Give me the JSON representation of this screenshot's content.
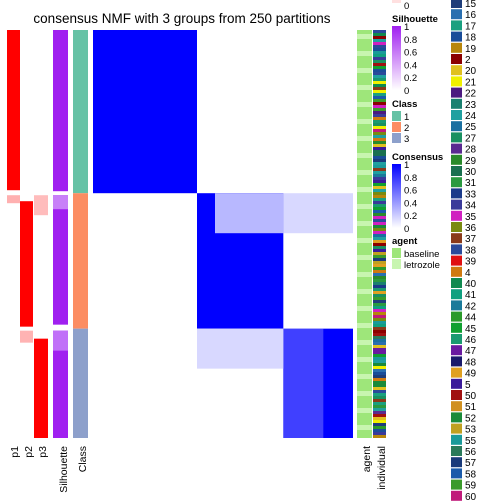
{
  "chart_data": {
    "type": "heatmap",
    "title": "consensus NMF with 3 groups from 250 partitions",
    "column_labels": [
      "p1",
      "p2",
      "p3",
      "Silhouette",
      "Class",
      "agent",
      "individual"
    ],
    "groups": [
      {
        "class": "1",
        "fraction": 0.4
      },
      {
        "class": "2",
        "fraction": 0.332
      },
      {
        "class": "3",
        "fraction": 0.268
      }
    ],
    "legends": {
      "top_scale": {
        "ticks": [
          "0"
        ]
      },
      "silhouette": {
        "title": "Silhouette",
        "ticks": [
          "1",
          "0.8",
          "0.6",
          "0.4",
          "0.2",
          "0"
        ],
        "low": "#ffffff",
        "high": "#a020f0"
      },
      "class": {
        "title": "Class",
        "entries": [
          {
            "label": "1",
            "color": "#66c2a5"
          },
          {
            "label": "2",
            "color": "#fc8d62"
          },
          {
            "label": "3",
            "color": "#8da0cb"
          }
        ]
      },
      "consensus": {
        "title": "Consensus",
        "ticks": [
          "1",
          "0.8",
          "0.6",
          "0.4",
          "0.2",
          "0"
        ],
        "low": "#ffffff",
        "high": "#0000ff"
      },
      "agent": {
        "title": "agent",
        "entries": [
          {
            "label": "baseline",
            "color": "#9ee67a"
          },
          {
            "label": "letrozole",
            "color": "#c8f5b0"
          }
        ]
      },
      "individual": {
        "entries": [
          {
            "label": "15",
            "color": "#1f3d7a"
          },
          {
            "label": "16",
            "color": "#2a6fb0"
          },
          {
            "label": "17",
            "color": "#1aa080"
          },
          {
            "label": "18",
            "color": "#1a4d99"
          },
          {
            "label": "19",
            "color": "#b8860b"
          },
          {
            "label": "2",
            "color": "#8b0000"
          },
          {
            "label": "20",
            "color": "#e0c020"
          },
          {
            "label": "21",
            "color": "#f0f000"
          },
          {
            "label": "22",
            "color": "#4b1a80"
          },
          {
            "label": "23",
            "color": "#1a8070"
          },
          {
            "label": "24",
            "color": "#20a0a0"
          },
          {
            "label": "25",
            "color": "#1a6fa0"
          },
          {
            "label": "27",
            "color": "#1a9060"
          },
          {
            "label": "28",
            "color": "#5a2a90"
          },
          {
            "label": "29",
            "color": "#2a8a2a"
          },
          {
            "label": "30",
            "color": "#1a7050"
          },
          {
            "label": "31",
            "color": "#2a9a40"
          },
          {
            "label": "33",
            "color": "#1a3a8a"
          },
          {
            "label": "34",
            "color": "#3a3a9a"
          },
          {
            "label": "35",
            "color": "#d020c0"
          },
          {
            "label": "36",
            "color": "#7a8a10"
          },
          {
            "label": "37",
            "color": "#8a3a1a"
          },
          {
            "label": "38",
            "color": "#2a4a9a"
          },
          {
            "label": "39",
            "color": "#e01010"
          },
          {
            "label": "4",
            "color": "#d07a10"
          },
          {
            "label": "40",
            "color": "#108a50"
          },
          {
            "label": "41",
            "color": "#10a080"
          },
          {
            "label": "42",
            "color": "#1a7a9a"
          },
          {
            "label": "44",
            "color": "#2a9a2a"
          },
          {
            "label": "45",
            "color": "#10a030"
          },
          {
            "label": "46",
            "color": "#1a9a70"
          },
          {
            "label": "47",
            "color": "#6a1aa0"
          },
          {
            "label": "48",
            "color": "#1a1a6a"
          },
          {
            "label": "49",
            "color": "#e0a020"
          },
          {
            "label": "5",
            "color": "#3a1a9a"
          },
          {
            "label": "50",
            "color": "#a01010"
          },
          {
            "label": "51",
            "color": "#d09020"
          },
          {
            "label": "52",
            "color": "#1a8a3a"
          },
          {
            "label": "53",
            "color": "#c0a020"
          },
          {
            "label": "55",
            "color": "#1a9a9a"
          },
          {
            "label": "56",
            "color": "#2a7a5a"
          },
          {
            "label": "57",
            "color": "#1a3a7a"
          },
          {
            "label": "58",
            "color": "#1a5aaa"
          },
          {
            "label": "59",
            "color": "#3a9a2a"
          },
          {
            "label": "60",
            "color": "#c01a7a"
          }
        ]
      }
    }
  }
}
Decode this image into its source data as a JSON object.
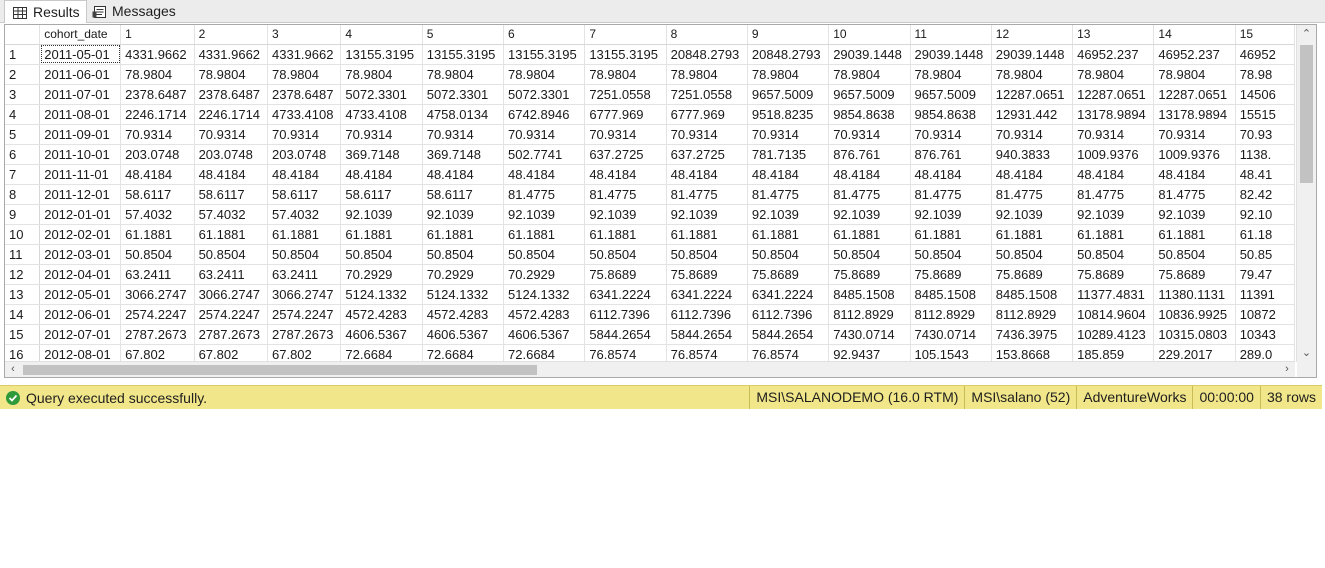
{
  "tabs": {
    "results": "Results",
    "messages": "Messages"
  },
  "grid": {
    "columns": [
      "cohort_date",
      "1",
      "2",
      "3",
      "4",
      "5",
      "6",
      "7",
      "8",
      "9",
      "10",
      "11",
      "12",
      "13",
      "14",
      "15"
    ],
    "rows": [
      [
        "1",
        "2011-05-01",
        "4331.9662",
        "4331.9662",
        "4331.9662",
        "13155.3195",
        "13155.3195",
        "13155.3195",
        "13155.3195",
        "20848.2793",
        "20848.2793",
        "29039.1448",
        "29039.1448",
        "29039.1448",
        "46952.237",
        "46952.237",
        "46952"
      ],
      [
        "2",
        "2011-06-01",
        "78.9804",
        "78.9804",
        "78.9804",
        "78.9804",
        "78.9804",
        "78.9804",
        "78.9804",
        "78.9804",
        "78.9804",
        "78.9804",
        "78.9804",
        "78.9804",
        "78.9804",
        "78.9804",
        "78.98"
      ],
      [
        "3",
        "2011-07-01",
        "2378.6487",
        "2378.6487",
        "2378.6487",
        "5072.3301",
        "5072.3301",
        "5072.3301",
        "7251.0558",
        "7251.0558",
        "9657.5009",
        "9657.5009",
        "9657.5009",
        "12287.0651",
        "12287.0651",
        "12287.0651",
        "14506"
      ],
      [
        "4",
        "2011-08-01",
        "2246.1714",
        "2246.1714",
        "4733.4108",
        "4733.4108",
        "4758.0134",
        "6742.8946",
        "6777.969",
        "6777.969",
        "9518.8235",
        "9854.8638",
        "9854.8638",
        "12931.442",
        "13178.9894",
        "13178.9894",
        "15515"
      ],
      [
        "5",
        "2011-09-01",
        "70.9314",
        "70.9314",
        "70.9314",
        "70.9314",
        "70.9314",
        "70.9314",
        "70.9314",
        "70.9314",
        "70.9314",
        "70.9314",
        "70.9314",
        "70.9314",
        "70.9314",
        "70.9314",
        "70.93"
      ],
      [
        "6",
        "2011-10-01",
        "203.0748",
        "203.0748",
        "203.0748",
        "369.7148",
        "369.7148",
        "502.7741",
        "637.2725",
        "637.2725",
        "781.7135",
        "876.761",
        "876.761",
        "940.3833",
        "1009.9376",
        "1009.9376",
        "1138."
      ],
      [
        "7",
        "2011-11-01",
        "48.4184",
        "48.4184",
        "48.4184",
        "48.4184",
        "48.4184",
        "48.4184",
        "48.4184",
        "48.4184",
        "48.4184",
        "48.4184",
        "48.4184",
        "48.4184",
        "48.4184",
        "48.4184",
        "48.41"
      ],
      [
        "8",
        "2011-12-01",
        "58.6117",
        "58.6117",
        "58.6117",
        "58.6117",
        "58.6117",
        "81.4775",
        "81.4775",
        "81.4775",
        "81.4775",
        "81.4775",
        "81.4775",
        "81.4775",
        "81.4775",
        "81.4775",
        "82.42"
      ],
      [
        "9",
        "2012-01-01",
        "57.4032",
        "57.4032",
        "57.4032",
        "92.1039",
        "92.1039",
        "92.1039",
        "92.1039",
        "92.1039",
        "92.1039",
        "92.1039",
        "92.1039",
        "92.1039",
        "92.1039",
        "92.1039",
        "92.10"
      ],
      [
        "10",
        "2012-02-01",
        "61.1881",
        "61.1881",
        "61.1881",
        "61.1881",
        "61.1881",
        "61.1881",
        "61.1881",
        "61.1881",
        "61.1881",
        "61.1881",
        "61.1881",
        "61.1881",
        "61.1881",
        "61.1881",
        "61.18"
      ],
      [
        "11",
        "2012-03-01",
        "50.8504",
        "50.8504",
        "50.8504",
        "50.8504",
        "50.8504",
        "50.8504",
        "50.8504",
        "50.8504",
        "50.8504",
        "50.8504",
        "50.8504",
        "50.8504",
        "50.8504",
        "50.8504",
        "50.85"
      ],
      [
        "12",
        "2012-04-01",
        "63.2411",
        "63.2411",
        "63.2411",
        "70.2929",
        "70.2929",
        "70.2929",
        "75.8689",
        "75.8689",
        "75.8689",
        "75.8689",
        "75.8689",
        "75.8689",
        "75.8689",
        "75.8689",
        "79.47"
      ],
      [
        "13",
        "2012-05-01",
        "3066.2747",
        "3066.2747",
        "3066.2747",
        "5124.1332",
        "5124.1332",
        "5124.1332",
        "6341.2224",
        "6341.2224",
        "6341.2224",
        "8485.1508",
        "8485.1508",
        "8485.1508",
        "11377.4831",
        "11380.1131",
        "11391"
      ],
      [
        "14",
        "2012-06-01",
        "2574.2247",
        "2574.2247",
        "2574.2247",
        "4572.4283",
        "4572.4283",
        "4572.4283",
        "6112.7396",
        "6112.7396",
        "6112.7396",
        "8112.8929",
        "8112.8929",
        "8112.8929",
        "10814.9604",
        "10836.9925",
        "10872"
      ],
      [
        "15",
        "2012-07-01",
        "2787.2673",
        "2787.2673",
        "2787.2673",
        "4606.5367",
        "4606.5367",
        "4606.5367",
        "5844.2654",
        "5844.2654",
        "5844.2654",
        "7430.0714",
        "7430.0714",
        "7436.3975",
        "10289.4123",
        "10315.0803",
        "10343"
      ],
      [
        "16",
        "2012-08-01",
        "67.802",
        "67.802",
        "67.802",
        "72.6684",
        "72.6684",
        "72.6684",
        "76.8574",
        "76.8574",
        "76.8574",
        "92.9437",
        "105.1543",
        "153.8668",
        "185.859",
        "229.2017",
        "289.0"
      ]
    ]
  },
  "status": {
    "message": "Query executed successfully.",
    "server": "MSI\\SALANODEMO (16.0 RTM)",
    "user": "MSI\\salano (52)",
    "database": "AdventureWorks",
    "elapsed": "00:00:00",
    "rows": "38 rows",
    "color": "#f1e68a"
  },
  "icons": {
    "results_tab": "grid-icon",
    "messages_tab": "messages-icon",
    "status": "check-circle-icon"
  }
}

------------------------

- EXERCISE REQUIREMENTS: Extract from the material all lines containing the string "this".

- OUTPUT BELOW:
Give me the JSON representation of this screenshot's content.
Decode this image into its source data as a JSON object.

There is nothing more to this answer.